* _TASKS TO PERFORM_:
(A) List every person named in the passage on the Alabama Farmers Federation.
(B) From the passage on the Alabama Farmers Federation, reproduce word for word the text from "Senate Agriculture, Conservation" up to and including "on their land.".

* _PROVIDED PASSAGE_:
------------------------------------------------------------------------
Alabama Farmers Federation leaders encouraged legislators to invest in poultry research and expand irrigation during a joint session of the Senate and House agriculture committees Jan. 27 in Auburn.

Senate Agriculture, Conservation and Forestry Committee Chairman Tom Whatley, R-Auburn, praised the work being done by the National Poultry Technology Center (NPTC) at Auburn University and pledged to sponsor $250,000 in state funding for the complex.

As a poultry farmer, Sen. Clay Scofield, R-Red Hill, said he’s seen first hand how technology being developed at the NPTC is helping keep farmers on their land.

“Implementing their research at my farm has saved me a lot of money. That’s money in my pocket,” Scofield said. “It has allowed me to continue to work on the farm and do what I love.”

Federation North Region Vice-President Hal Lee of Morgan County echoed Scofield’s remarks, adding that technology developed at the center helped him reduce his propane usage from 22,800 gallons a year to 12,800 gallons a year.

While poultry farmers are looking to Auburn for new technology that will reduce energy consumption and improve chicken health, Auburn College of Agriculture Dean Bill Batchelor said the best way for many farmers to improve profitability is by increasing the use of irrigation.
------------------------------------------------------------------------
[Dataset entries]
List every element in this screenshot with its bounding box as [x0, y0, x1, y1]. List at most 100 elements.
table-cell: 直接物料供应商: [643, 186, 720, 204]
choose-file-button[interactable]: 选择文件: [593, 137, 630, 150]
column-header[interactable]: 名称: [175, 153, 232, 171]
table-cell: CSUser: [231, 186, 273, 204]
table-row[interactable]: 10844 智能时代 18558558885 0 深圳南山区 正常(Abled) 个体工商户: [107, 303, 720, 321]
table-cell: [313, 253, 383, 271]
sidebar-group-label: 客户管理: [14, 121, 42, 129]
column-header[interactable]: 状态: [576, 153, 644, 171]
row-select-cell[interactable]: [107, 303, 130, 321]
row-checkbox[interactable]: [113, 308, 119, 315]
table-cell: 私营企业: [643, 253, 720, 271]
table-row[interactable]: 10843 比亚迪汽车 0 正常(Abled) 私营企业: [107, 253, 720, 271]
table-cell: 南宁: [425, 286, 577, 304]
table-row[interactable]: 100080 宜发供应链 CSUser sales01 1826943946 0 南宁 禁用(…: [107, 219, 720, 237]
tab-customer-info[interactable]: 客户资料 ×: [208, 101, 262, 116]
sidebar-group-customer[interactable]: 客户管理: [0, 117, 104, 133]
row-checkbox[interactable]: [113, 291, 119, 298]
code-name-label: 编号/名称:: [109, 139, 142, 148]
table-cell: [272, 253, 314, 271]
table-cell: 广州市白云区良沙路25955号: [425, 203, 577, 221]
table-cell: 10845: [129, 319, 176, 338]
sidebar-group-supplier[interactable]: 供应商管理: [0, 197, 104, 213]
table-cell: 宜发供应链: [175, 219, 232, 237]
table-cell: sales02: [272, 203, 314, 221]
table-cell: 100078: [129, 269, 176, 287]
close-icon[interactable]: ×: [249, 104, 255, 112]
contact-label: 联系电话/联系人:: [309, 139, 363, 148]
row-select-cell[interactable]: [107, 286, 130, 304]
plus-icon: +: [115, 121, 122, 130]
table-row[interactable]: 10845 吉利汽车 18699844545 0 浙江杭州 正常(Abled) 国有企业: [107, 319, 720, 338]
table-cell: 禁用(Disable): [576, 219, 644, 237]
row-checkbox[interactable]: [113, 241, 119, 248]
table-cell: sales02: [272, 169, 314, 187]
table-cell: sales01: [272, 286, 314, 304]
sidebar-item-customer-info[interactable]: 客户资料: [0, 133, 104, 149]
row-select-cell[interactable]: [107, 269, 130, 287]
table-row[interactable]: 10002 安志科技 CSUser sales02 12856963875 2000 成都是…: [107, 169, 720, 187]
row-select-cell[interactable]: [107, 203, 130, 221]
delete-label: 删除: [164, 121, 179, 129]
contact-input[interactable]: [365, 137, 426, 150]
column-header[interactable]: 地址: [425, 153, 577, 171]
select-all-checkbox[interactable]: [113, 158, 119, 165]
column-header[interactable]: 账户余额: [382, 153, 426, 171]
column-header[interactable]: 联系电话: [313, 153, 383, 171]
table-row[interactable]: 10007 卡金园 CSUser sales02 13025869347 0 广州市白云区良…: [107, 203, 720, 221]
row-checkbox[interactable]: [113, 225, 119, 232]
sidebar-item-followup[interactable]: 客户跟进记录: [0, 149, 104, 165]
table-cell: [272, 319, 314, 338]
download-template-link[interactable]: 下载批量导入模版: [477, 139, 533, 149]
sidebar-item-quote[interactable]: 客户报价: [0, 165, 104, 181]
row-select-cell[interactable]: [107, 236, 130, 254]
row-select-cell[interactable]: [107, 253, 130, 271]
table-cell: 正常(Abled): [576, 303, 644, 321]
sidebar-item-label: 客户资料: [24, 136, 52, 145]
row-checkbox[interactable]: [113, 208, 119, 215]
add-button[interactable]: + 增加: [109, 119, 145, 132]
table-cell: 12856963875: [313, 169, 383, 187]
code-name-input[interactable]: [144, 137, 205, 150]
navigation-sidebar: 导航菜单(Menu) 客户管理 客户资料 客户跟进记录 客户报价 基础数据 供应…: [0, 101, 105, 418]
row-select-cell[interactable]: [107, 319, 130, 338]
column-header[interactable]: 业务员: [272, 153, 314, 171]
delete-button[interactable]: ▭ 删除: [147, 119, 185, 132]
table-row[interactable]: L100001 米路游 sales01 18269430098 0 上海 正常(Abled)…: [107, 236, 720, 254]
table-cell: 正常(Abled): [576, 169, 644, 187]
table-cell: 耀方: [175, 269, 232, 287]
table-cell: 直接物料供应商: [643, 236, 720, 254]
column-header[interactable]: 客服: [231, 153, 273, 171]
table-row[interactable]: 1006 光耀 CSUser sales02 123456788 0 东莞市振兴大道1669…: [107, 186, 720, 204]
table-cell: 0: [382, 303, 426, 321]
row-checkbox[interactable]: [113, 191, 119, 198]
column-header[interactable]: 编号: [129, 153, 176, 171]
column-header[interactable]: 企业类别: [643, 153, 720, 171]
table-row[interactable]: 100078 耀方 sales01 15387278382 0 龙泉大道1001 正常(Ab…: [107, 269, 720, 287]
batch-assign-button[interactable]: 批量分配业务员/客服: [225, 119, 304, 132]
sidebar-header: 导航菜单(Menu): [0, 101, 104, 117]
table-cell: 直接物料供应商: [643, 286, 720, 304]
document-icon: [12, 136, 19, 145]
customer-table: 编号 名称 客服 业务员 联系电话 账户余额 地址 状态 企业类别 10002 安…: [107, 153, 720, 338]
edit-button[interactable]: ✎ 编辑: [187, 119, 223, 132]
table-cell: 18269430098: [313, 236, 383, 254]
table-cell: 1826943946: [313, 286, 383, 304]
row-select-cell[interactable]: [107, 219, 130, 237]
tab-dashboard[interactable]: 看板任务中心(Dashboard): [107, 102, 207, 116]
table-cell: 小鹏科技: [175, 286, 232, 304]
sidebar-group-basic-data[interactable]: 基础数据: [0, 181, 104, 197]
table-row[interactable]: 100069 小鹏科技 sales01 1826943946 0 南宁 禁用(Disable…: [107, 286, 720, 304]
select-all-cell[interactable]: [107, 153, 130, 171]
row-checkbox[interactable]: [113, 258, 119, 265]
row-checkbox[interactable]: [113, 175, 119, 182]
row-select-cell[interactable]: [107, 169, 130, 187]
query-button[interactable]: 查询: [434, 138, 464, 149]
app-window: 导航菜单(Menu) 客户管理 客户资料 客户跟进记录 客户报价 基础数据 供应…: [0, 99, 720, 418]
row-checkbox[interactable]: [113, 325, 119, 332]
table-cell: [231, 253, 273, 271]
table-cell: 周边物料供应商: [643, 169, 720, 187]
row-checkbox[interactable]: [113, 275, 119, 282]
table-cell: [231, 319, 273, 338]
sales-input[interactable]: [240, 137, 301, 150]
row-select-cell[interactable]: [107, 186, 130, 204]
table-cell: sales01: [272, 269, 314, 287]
------------------------------------------------------------------------
* _RESPONSES BY TASK_:
(A)
Tom Whatley
Clay Scofield
Hal Lee
Bill Batchelor

(B)
Senate Agriculture, Conservation and Forestry Committee Chairman Tom Whatley, R-Auburn, praised the work being done by the National Poultry Technology Center (NPTC) at Auburn University and pledged to sponsor $250,000 in state funding for the complex.

As a poultry farmer, Sen. Clay Scofield, R-Red Hill, said he’s seen first hand how technology being developed at the NPTC is helping keep farmers on their land.